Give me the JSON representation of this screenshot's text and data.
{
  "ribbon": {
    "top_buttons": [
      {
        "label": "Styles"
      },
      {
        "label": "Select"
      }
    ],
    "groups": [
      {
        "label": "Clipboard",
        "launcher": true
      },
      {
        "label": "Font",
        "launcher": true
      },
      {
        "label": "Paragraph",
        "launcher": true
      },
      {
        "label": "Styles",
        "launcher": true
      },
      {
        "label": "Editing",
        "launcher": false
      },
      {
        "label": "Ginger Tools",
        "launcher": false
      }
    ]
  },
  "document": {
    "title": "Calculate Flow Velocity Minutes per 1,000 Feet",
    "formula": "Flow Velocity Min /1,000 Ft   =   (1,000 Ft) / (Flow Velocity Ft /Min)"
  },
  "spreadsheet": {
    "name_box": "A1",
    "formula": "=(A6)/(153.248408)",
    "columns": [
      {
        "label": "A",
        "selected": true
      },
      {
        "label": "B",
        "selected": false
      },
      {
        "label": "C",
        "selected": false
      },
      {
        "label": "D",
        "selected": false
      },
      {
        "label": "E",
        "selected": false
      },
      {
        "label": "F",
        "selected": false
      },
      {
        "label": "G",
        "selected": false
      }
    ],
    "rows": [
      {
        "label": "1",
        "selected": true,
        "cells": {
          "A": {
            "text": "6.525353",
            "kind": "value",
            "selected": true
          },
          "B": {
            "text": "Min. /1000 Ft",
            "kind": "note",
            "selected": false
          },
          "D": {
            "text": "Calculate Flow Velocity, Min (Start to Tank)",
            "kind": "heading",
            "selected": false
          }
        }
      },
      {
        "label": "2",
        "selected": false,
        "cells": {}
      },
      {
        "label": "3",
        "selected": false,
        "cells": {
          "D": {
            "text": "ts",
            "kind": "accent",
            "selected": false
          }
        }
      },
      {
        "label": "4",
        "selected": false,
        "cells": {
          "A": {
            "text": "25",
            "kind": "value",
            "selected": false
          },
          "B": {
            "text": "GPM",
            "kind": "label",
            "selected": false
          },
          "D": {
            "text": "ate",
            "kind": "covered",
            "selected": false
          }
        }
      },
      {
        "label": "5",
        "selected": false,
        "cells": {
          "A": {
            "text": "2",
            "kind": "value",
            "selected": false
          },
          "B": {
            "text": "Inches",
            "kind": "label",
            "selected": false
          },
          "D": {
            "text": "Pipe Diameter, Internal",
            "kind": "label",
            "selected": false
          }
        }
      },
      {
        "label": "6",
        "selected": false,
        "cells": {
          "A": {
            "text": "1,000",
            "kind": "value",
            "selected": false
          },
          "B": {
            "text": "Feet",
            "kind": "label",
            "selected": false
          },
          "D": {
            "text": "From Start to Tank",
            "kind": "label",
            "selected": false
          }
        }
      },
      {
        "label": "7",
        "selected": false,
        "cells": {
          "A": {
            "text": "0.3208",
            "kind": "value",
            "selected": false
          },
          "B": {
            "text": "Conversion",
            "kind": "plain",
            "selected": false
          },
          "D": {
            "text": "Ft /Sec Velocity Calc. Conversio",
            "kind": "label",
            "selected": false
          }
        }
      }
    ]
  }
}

> **What to work on**: Please repeat the material above, word for word and in full.

> **Task result**:
Give me the JSON representation of this screenshot's text and data.
{
  "ribbon": {
    "top_buttons": [
      {
        "label": "Styles"
      },
      {
        "label": "Select"
      }
    ],
    "groups": [
      {
        "label": "Clipboard",
        "launcher": true
      },
      {
        "label": "Font",
        "launcher": true
      },
      {
        "label": "Paragraph",
        "launcher": true
      },
      {
        "label": "Styles",
        "launcher": true
      },
      {
        "label": "Editing",
        "launcher": false
      },
      {
        "label": "Ginger Tools",
        "launcher": false
      }
    ]
  },
  "document": {
    "title": "Calculate Flow Velocity Minutes per 1,000 Feet",
    "formula": "Flow Velocity Min /1,000 Ft   =   (1,000 Ft) / (Flow Velocity Ft /Min)"
  },
  "spreadsheet": {
    "name_box": "A1",
    "formula": "=(A6)/(153.248408)",
    "columns": [
      {
        "label": "A",
        "selected": true
      },
      {
        "label": "B",
        "selected": false
      },
      {
        "label": "C",
        "selected": false
      },
      {
        "label": "D",
        "selected": false
      },
      {
        "label": "E",
        "selected": false
      },
      {
        "label": "F",
        "selected": false
      },
      {
        "label": "G",
        "selected": false
      }
    ],
    "rows": [
      {
        "label": "1",
        "selected": true,
        "cells": {
          "A": {
            "text": "6.525353",
            "kind": "value",
            "selected": true
          },
          "B": {
            "text": "Min. /1000 Ft",
            "kind": "note",
            "selected": false
          },
          "D": {
            "text": "Calculate Flow Velocity, Min (Start to Tank)",
            "kind": "heading",
            "selected": false
          }
        }
      },
      {
        "label": "2",
        "selected": false,
        "cells": {}
      },
      {
        "label": "3",
        "selected": false,
        "cells": {
          "D": {
            "text": "ts",
            "kind": "accent",
            "selected": false
          }
        }
      },
      {
        "label": "4",
        "selected": false,
        "cells": {
          "A": {
            "text": "25",
            "kind": "value",
            "selected": false
          },
          "B": {
            "text": "GPM",
            "kind": "label",
            "selected": false
          },
          "D": {
            "text": "ate",
            "kind": "covered",
            "selected": false
          }
        }
      },
      {
        "label": "5",
        "selected": false,
        "cells": {
          "A": {
            "text": "2",
            "kind": "value",
            "selected": false
          },
          "B": {
            "text": "Inches",
            "kind": "label",
            "selected": false
          },
          "D": {
            "text": "Pipe Diameter, Internal",
            "kind": "label",
            "selected": false
          }
        }
      },
      {
        "label": "6",
        "selected": false,
        "cells": {
          "A": {
            "text": "1,000",
            "kind": "value",
            "selected": false
          },
          "B": {
            "text": "Feet",
            "kind": "label",
            "selected": false
          },
          "D": {
            "text": "From Start to Tank",
            "kind": "label",
            "selected": false
          }
        }
      },
      {
        "label": "7",
        "selected": false,
        "cells": {
          "A": {
            "text": "0.3208",
            "kind": "value",
            "selected": false
          },
          "B": {
            "text": "Conversion",
            "kind": "plain",
            "selected": false
          },
          "D": {
            "text": "Ft /Sec Velocity Calc. Conversio",
            "kind": "label",
            "selected": false
          }
        }
      }
    ]
  }
}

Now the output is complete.